---- Entries provided

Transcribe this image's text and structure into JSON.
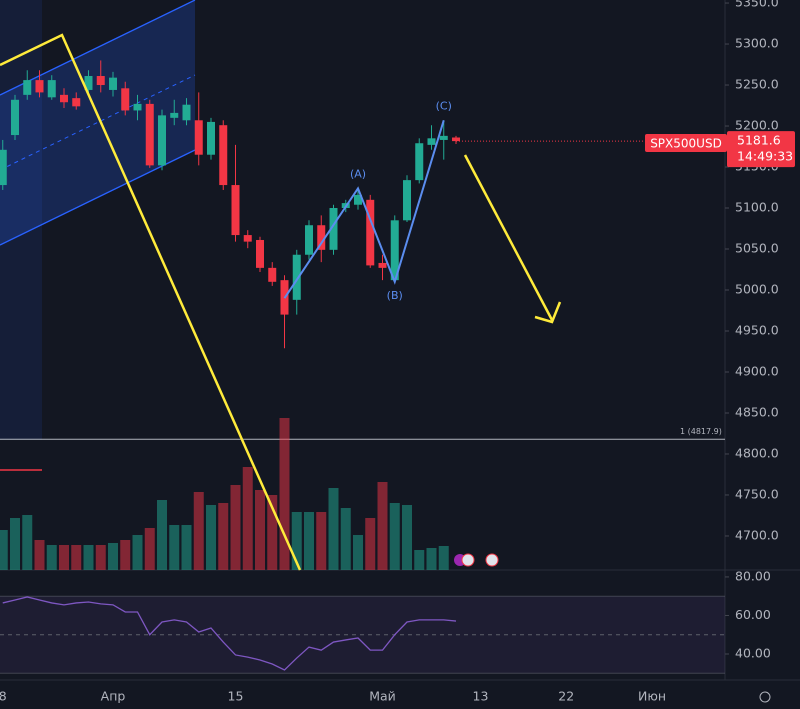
{
  "chart_data": {
    "type": "candlestick",
    "symbol": "SPX500USD",
    "last_price": 5181.6,
    "countdown": "14:49:33",
    "categories": [
      "8",
      null,
      null,
      null,
      null,
      null,
      null,
      null,
      null,
      "Апр",
      null,
      null,
      null,
      null,
      null,
      null,
      null,
      null,
      null,
      "15",
      null,
      null,
      null,
      null,
      null,
      null,
      null,
      null,
      null,
      null,
      null,
      "Май",
      null,
      null,
      null,
      null,
      null,
      null,
      null,
      "13",
      null,
      null,
      null,
      null,
      null,
      null,
      "22",
      null,
      null,
      null,
      null,
      null,
      null,
      "Июн"
    ],
    "open": [
      5128,
      5189,
      5238,
      5256,
      5235,
      5238,
      5234,
      5244,
      5261,
      5244,
      5246,
      5219,
      5227,
      5152,
      5210,
      5207,
      5207,
      5165,
      5201,
      5128,
      5067,
      5061,
      5027,
      5012,
      4988,
      5043,
      5079,
      5049,
      5100,
      5104,
      5110,
      5033,
      5012,
      5085,
      5134,
      5177,
      5183,
      5186,
      null,
      null,
      null,
      null,
      null,
      null,
      null,
      null,
      null,
      null,
      null,
      null,
      null,
      null,
      null,
      null
    ],
    "high": [
      5183,
      5238,
      5268,
      5268,
      5262,
      5246,
      5241,
      5268,
      5280,
      5266,
      5254,
      5238,
      5232,
      5220,
      5232,
      5234,
      5241,
      5210,
      5207,
      5177,
      5073,
      5065,
      5034,
      5018,
      5049,
      5085,
      5091,
      5104,
      5110,
      5124,
      5116,
      5043,
      5091,
      5140,
      5185,
      5201,
      5207,
      5188,
      null,
      null,
      null,
      null,
      null,
      null,
      null,
      null,
      null,
      null,
      null,
      null,
      null,
      null,
      null,
      null
    ],
    "low": [
      5122,
      5183,
      5232,
      5235,
      5232,
      5222,
      5220,
      5238,
      5241,
      5236,
      5213,
      5207,
      5149,
      5146,
      5201,
      5201,
      5152,
      5159,
      5122,
      5059,
      5051,
      5022,
      5005,
      4929,
      4970,
      5037,
      5034,
      5043,
      5095,
      5098,
      5027,
      5012,
      5010,
      5083,
      5130,
      5171,
      5159,
      5178,
      null,
      null,
      null,
      null,
      null,
      null,
      null,
      null,
      null,
      null,
      null,
      null,
      null,
      null,
      null,
      null
    ],
    "close": [
      5171,
      5232,
      5256,
      5241,
      5256,
      5229,
      5224,
      5261,
      5250,
      5259,
      5219,
      5227,
      5152,
      5213,
      5216,
      5226,
      5165,
      5205,
      5128,
      5067,
      5059,
      5027,
      5010,
      4970,
      5043,
      5079,
      5049,
      5100,
      5106,
      5116,
      5030,
      5027,
      5085,
      5134,
      5179,
      5185,
      5188,
      5181.6,
      null,
      null,
      null,
      null,
      null,
      null,
      null,
      null,
      null,
      null,
      null,
      null,
      null,
      null,
      null,
      null
    ],
    "volume": [
      40,
      52,
      55,
      30,
      25,
      25,
      25,
      25,
      25,
      27,
      30,
      35,
      42,
      70,
      45,
      45,
      78,
      65,
      67,
      85,
      103,
      80,
      75,
      152,
      58,
      58,
      58,
      82,
      62,
      35,
      52,
      88,
      67,
      65,
      20,
      22,
      24,
      null,
      null,
      null,
      null,
      null,
      null,
      null,
      null,
      null,
      null,
      null,
      null,
      null,
      null,
      null,
      null,
      null
    ],
    "volume_ylim": [
      0,
      160
    ],
    "rsi": [
      66.5,
      68,
      69.6,
      68,
      66.5,
      65.5,
      66.5,
      67,
      66,
      65.5,
      61.8,
      61.8,
      50,
      56.6,
      57.7,
      56.6,
      51.4,
      53.5,
      46.2,
      39.5,
      38.4,
      36.9,
      34.8,
      31.7,
      37.9,
      43.6,
      42,
      46.2,
      47.3,
      48.3,
      42,
      42,
      50,
      56.6,
      57.7,
      57.7,
      57.7,
      57.1,
      null,
      null,
      null,
      null,
      null,
      null,
      null,
      null,
      null,
      null,
      null,
      null,
      null,
      null,
      null,
      null
    ],
    "up_color": "#22ab94",
    "down_color": "#f23645",
    "rsi_color": "#7e57c2",
    "ylim": [
      4658.5,
      5353.7
    ],
    "yticks": [
      {
        "value": 5350,
        "label": "5350.0"
      },
      {
        "value": 5300,
        "label": "5300.0"
      },
      {
        "value": 5250,
        "label": "5250.0"
      },
      {
        "value": 5200,
        "label": "5200.0"
      },
      {
        "value": 5150,
        "label": "5150.0"
      },
      {
        "value": 5100,
        "label": "5100.0"
      },
      {
        "value": 5050,
        "label": "5050.0"
      },
      {
        "value": 5000,
        "label": "5000.0"
      },
      {
        "value": 4950,
        "label": "4950.0"
      },
      {
        "value": 4900,
        "label": "4900.0"
      },
      {
        "value": 4850,
        "label": "4850.0"
      },
      {
        "value": 4800,
        "label": "4800.0"
      },
      {
        "value": 4750,
        "label": "4750.0"
      },
      {
        "value": 4700,
        "label": "4700.0"
      }
    ],
    "rsi_ylim": [
      26.5,
      83.6
    ],
    "rsi_yticks": [
      {
        "value": 80,
        "label": "80.00"
      },
      {
        "value": 60,
        "label": "60.00"
      },
      {
        "value": 40,
        "label": "40.00"
      }
    ],
    "rsi_bands": [
      30,
      70
    ],
    "rsi_midline": 50,
    "hline": {
      "value": 4817.9,
      "label": "1 (4817.9)"
    },
    "waves": [
      {
        "index": 23,
        "price": 4990
      },
      {
        "index": 29,
        "price": 5124,
        "label": "(A)"
      },
      {
        "index": 32,
        "price": 5010,
        "label": "(B)"
      },
      {
        "index": 36,
        "price": 5207,
        "label": "(C)"
      }
    ]
  }
}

--------

● **Request**
Exclude the pictures, and transcribe all of the material exactly.

● **Answer to this exercise**
Transcribe this image's text and structure into JSON.
{
  "chart_data": {
    "type": "candlestick",
    "symbol": "SPX500USD",
    "last_price": 5181.6,
    "countdown": "14:49:33",
    "categories": [
      "8",
      null,
      null,
      null,
      null,
      null,
      null,
      null,
      null,
      "Апр",
      null,
      null,
      null,
      null,
      null,
      null,
      null,
      null,
      null,
      "15",
      null,
      null,
      null,
      null,
      null,
      null,
      null,
      null,
      null,
      null,
      null,
      "Май",
      null,
      null,
      null,
      null,
      null,
      null,
      null,
      "13",
      null,
      null,
      null,
      null,
      null,
      null,
      "22",
      null,
      null,
      null,
      null,
      null,
      null,
      "Июн"
    ],
    "open": [
      5128,
      5189,
      5238,
      5256,
      5235,
      5238,
      5234,
      5244,
      5261,
      5244,
      5246,
      5219,
      5227,
      5152,
      5210,
      5207,
      5207,
      5165,
      5201,
      5128,
      5067,
      5061,
      5027,
      5012,
      4988,
      5043,
      5079,
      5049,
      5100,
      5104,
      5110,
      5033,
      5012,
      5085,
      5134,
      5177,
      5183,
      5186,
      null,
      null,
      null,
      null,
      null,
      null,
      null,
      null,
      null,
      null,
      null,
      null,
      null,
      null,
      null,
      null
    ],
    "high": [
      5183,
      5238,
      5268,
      5268,
      5262,
      5246,
      5241,
      5268,
      5280,
      5266,
      5254,
      5238,
      5232,
      5220,
      5232,
      5234,
      5241,
      5210,
      5207,
      5177,
      5073,
      5065,
      5034,
      5018,
      5049,
      5085,
      5091,
      5104,
      5110,
      5124,
      5116,
      5043,
      5091,
      5140,
      5185,
      5201,
      5207,
      5188,
      null,
      null,
      null,
      null,
      null,
      null,
      null,
      null,
      null,
      null,
      null,
      null,
      null,
      null,
      null,
      null
    ],
    "low": [
      5122,
      5183,
      5232,
      5235,
      5232,
      5222,
      5220,
      5238,
      5241,
      5236,
      5213,
      5207,
      5149,
      5146,
      5201,
      5201,
      5152,
      5159,
      5122,
      5059,
      5051,
      5022,
      5005,
      4929,
      4970,
      5037,
      5034,
      5043,
      5095,
      5098,
      5027,
      5012,
      5010,
      5083,
      5130,
      5171,
      5159,
      5178,
      null,
      null,
      null,
      null,
      null,
      null,
      null,
      null,
      null,
      null,
      null,
      null,
      null,
      null,
      null,
      null
    ],
    "close": [
      5171,
      5232,
      5256,
      5241,
      5256,
      5229,
      5224,
      5261,
      5250,
      5259,
      5219,
      5227,
      5152,
      5213,
      5216,
      5226,
      5165,
      5205,
      5128,
      5067,
      5059,
      5027,
      5010,
      4970,
      5043,
      5079,
      5049,
      5100,
      5106,
      5116,
      5030,
      5027,
      5085,
      5134,
      5179,
      5185,
      5188,
      5181.6,
      null,
      null,
      null,
      null,
      null,
      null,
      null,
      null,
      null,
      null,
      null,
      null,
      null,
      null,
      null,
      null
    ],
    "volume": [
      40,
      52,
      55,
      30,
      25,
      25,
      25,
      25,
      25,
      27,
      30,
      35,
      42,
      70,
      45,
      45,
      78,
      65,
      67,
      85,
      103,
      80,
      75,
      152,
      58,
      58,
      58,
      82,
      62,
      35,
      52,
      88,
      67,
      65,
      20,
      22,
      24,
      null,
      null,
      null,
      null,
      null,
      null,
      null,
      null,
      null,
      null,
      null,
      null,
      null,
      null,
      null,
      null,
      null
    ],
    "volume_ylim": [
      0,
      160
    ],
    "rsi": [
      66.5,
      68,
      69.6,
      68,
      66.5,
      65.5,
      66.5,
      67,
      66,
      65.5,
      61.8,
      61.8,
      50,
      56.6,
      57.7,
      56.6,
      51.4,
      53.5,
      46.2,
      39.5,
      38.4,
      36.9,
      34.8,
      31.7,
      37.9,
      43.6,
      42,
      46.2,
      47.3,
      48.3,
      42,
      42,
      50,
      56.6,
      57.7,
      57.7,
      57.7,
      57.1,
      null,
      null,
      null,
      null,
      null,
      null,
      null,
      null,
      null,
      null,
      null,
      null,
      null,
      null,
      null,
      null
    ],
    "up_color": "#22ab94",
    "down_color": "#f23645",
    "rsi_color": "#7e57c2",
    "ylim": [
      4658.5,
      5353.7
    ],
    "yticks": [
      {
        "value": 5350,
        "label": "5350.0"
      },
      {
        "value": 5300,
        "label": "5300.0"
      },
      {
        "value": 5250,
        "label": "5250.0"
      },
      {
        "value": 5200,
        "label": "5200.0"
      },
      {
        "value": 5150,
        "label": "5150.0"
      },
      {
        "value": 5100,
        "label": "5100.0"
      },
      {
        "value": 5050,
        "label": "5050.0"
      },
      {
        "value": 5000,
        "label": "5000.0"
      },
      {
        "value": 4950,
        "label": "4950.0"
      },
      {
        "value": 4900,
        "label": "4900.0"
      },
      {
        "value": 4850,
        "label": "4850.0"
      },
      {
        "value": 4800,
        "label": "4800.0"
      },
      {
        "value": 4750,
        "label": "4750.0"
      },
      {
        "value": 4700,
        "label": "4700.0"
      }
    ],
    "rsi_ylim": [
      26.5,
      83.6
    ],
    "rsi_yticks": [
      {
        "value": 80,
        "label": "80.00"
      },
      {
        "value": 60,
        "label": "60.00"
      },
      {
        "value": 40,
        "label": "40.00"
      }
    ],
    "rsi_bands": [
      30,
      70
    ],
    "rsi_midline": 50,
    "hline": {
      "value": 4817.9,
      "label": "1 (4817.9)"
    },
    "waves": [
      {
        "index": 23,
        "price": 4990
      },
      {
        "index": 29,
        "price": 5124,
        "label": "(A)"
      },
      {
        "index": 32,
        "price": 5010,
        "label": "(B)"
      },
      {
        "index": 36,
        "price": 5207,
        "label": "(C)"
      }
    ]
  }
}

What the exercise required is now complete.